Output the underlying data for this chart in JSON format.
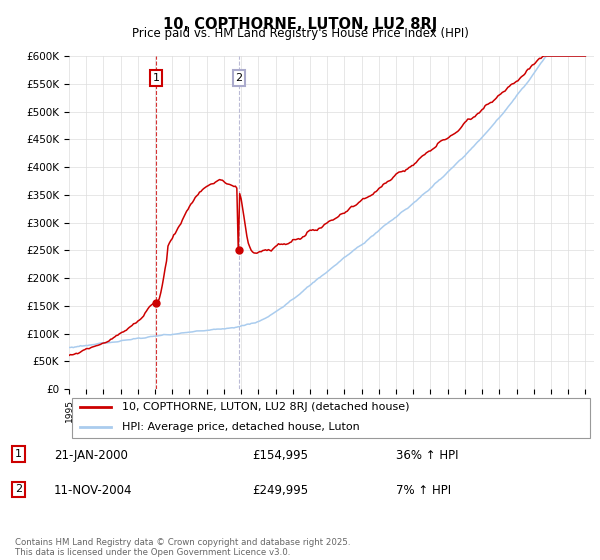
{
  "title": "10, COPTHORNE, LUTON, LU2 8RJ",
  "subtitle": "Price paid vs. HM Land Registry's House Price Index (HPI)",
  "ylabel_ticks": [
    "£0",
    "£50K",
    "£100K",
    "£150K",
    "£200K",
    "£250K",
    "£300K",
    "£350K",
    "£400K",
    "£450K",
    "£500K",
    "£550K",
    "£600K"
  ],
  "ytick_values": [
    0,
    50000,
    100000,
    150000,
    200000,
    250000,
    300000,
    350000,
    400000,
    450000,
    500000,
    550000,
    600000
  ],
  "red_line_color": "#cc0000",
  "blue_line_color": "#aaccee",
  "vline1_color": "#cc0000",
  "vline2_color": "#aaaacc",
  "legend_red_label": "10, COPTHORNE, LUTON, LU2 8RJ (detached house)",
  "legend_blue_label": "HPI: Average price, detached house, Luton",
  "annotation1_date": "21-JAN-2000",
  "annotation1_price": "£154,995",
  "annotation1_hpi": "36% ↑ HPI",
  "annotation2_date": "11-NOV-2004",
  "annotation2_price": "£249,995",
  "annotation2_hpi": "7% ↑ HPI",
  "footer": "Contains HM Land Registry data © Crown copyright and database right 2025.\nThis data is licensed under the Open Government Licence v3.0.",
  "bg_color": "#ffffff",
  "grid_color": "#dddddd"
}
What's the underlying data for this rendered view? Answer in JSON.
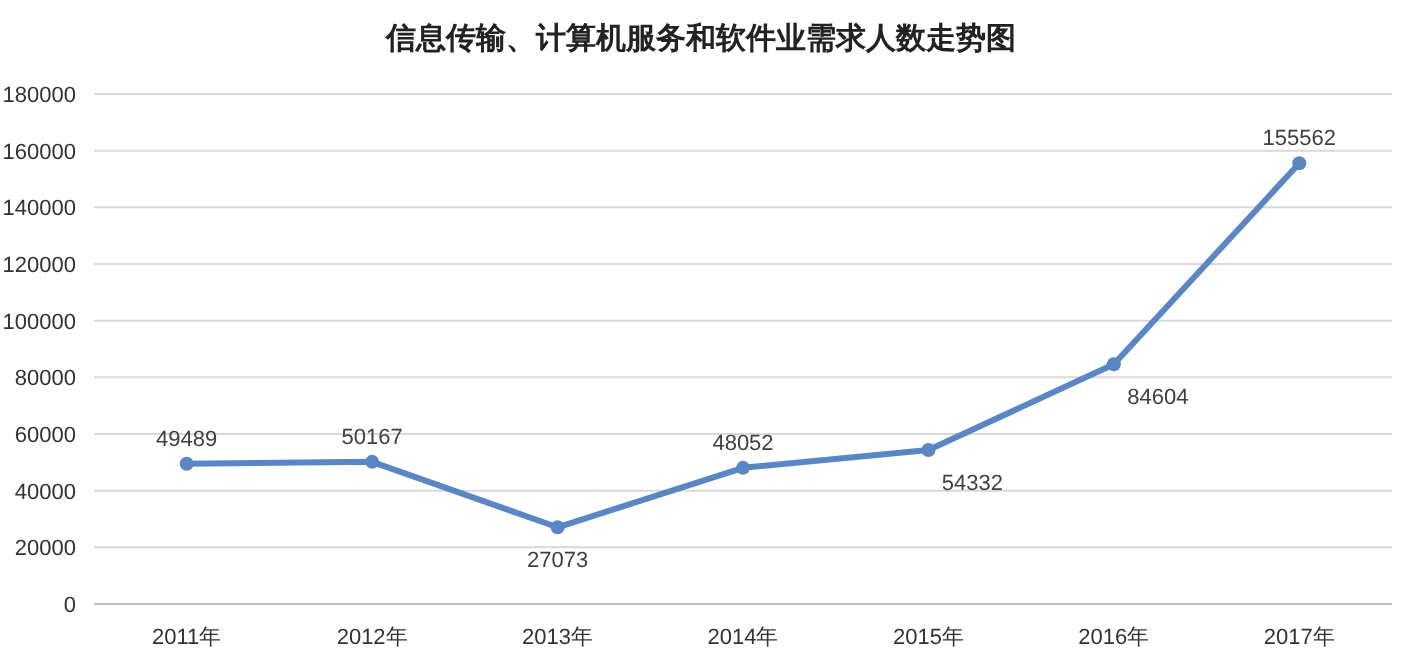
{
  "chart_data": {
    "type": "line",
    "title": "信息传输、计算机服务和软件业需求人数走势图",
    "categories": [
      "2011年",
      "2012年",
      "2013年",
      "2014年",
      "2015年",
      "2016年",
      "2017年"
    ],
    "series": [
      {
        "color": "#5a86c4",
        "values": [
          49489,
          50167,
          27073,
          48052,
          54332,
          84604,
          155562
        ]
      }
    ],
    "ylim": [
      0,
      180000
    ],
    "yticks": [
      0,
      20000,
      40000,
      60000,
      80000,
      100000,
      120000,
      140000,
      160000,
      180000
    ],
    "grid": "y",
    "marker": "circle",
    "line_style": "solid",
    "data_labels": true
  }
}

● Exercise prompt
Spot every line that holds "Land" and copy it.

● Answer to this exercise
  "subtitle": "Price paid vs. HM Land Registry's House Price Index (HPI)",
  "footer": "Contains HM Land Registry data © Crown copyright and database right 2025.\nThis data is licensed under the Open Government Licence v3.0.",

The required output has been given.